Objective -> The answer is one number: how many lines in the data below hold "Nunaanni".

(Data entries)

-------------------------

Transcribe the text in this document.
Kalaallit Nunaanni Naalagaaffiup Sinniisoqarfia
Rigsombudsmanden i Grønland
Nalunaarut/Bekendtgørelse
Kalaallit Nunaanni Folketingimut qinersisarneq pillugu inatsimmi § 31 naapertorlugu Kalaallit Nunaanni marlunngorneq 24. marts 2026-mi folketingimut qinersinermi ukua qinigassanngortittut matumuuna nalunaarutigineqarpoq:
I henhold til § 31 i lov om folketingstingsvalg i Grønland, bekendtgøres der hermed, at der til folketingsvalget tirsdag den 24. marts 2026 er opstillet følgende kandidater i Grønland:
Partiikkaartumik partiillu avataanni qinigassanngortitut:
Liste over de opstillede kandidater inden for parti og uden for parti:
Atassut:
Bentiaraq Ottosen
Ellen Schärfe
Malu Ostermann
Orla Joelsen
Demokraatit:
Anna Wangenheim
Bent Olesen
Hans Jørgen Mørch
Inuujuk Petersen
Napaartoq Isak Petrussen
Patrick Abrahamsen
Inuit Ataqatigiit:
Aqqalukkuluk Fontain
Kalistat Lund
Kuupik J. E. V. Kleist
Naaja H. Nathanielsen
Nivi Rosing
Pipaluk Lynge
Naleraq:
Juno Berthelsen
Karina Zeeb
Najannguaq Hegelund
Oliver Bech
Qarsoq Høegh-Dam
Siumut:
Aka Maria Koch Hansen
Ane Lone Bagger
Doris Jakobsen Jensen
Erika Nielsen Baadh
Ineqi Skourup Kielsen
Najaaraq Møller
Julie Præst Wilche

-------------------------

Final result -> 2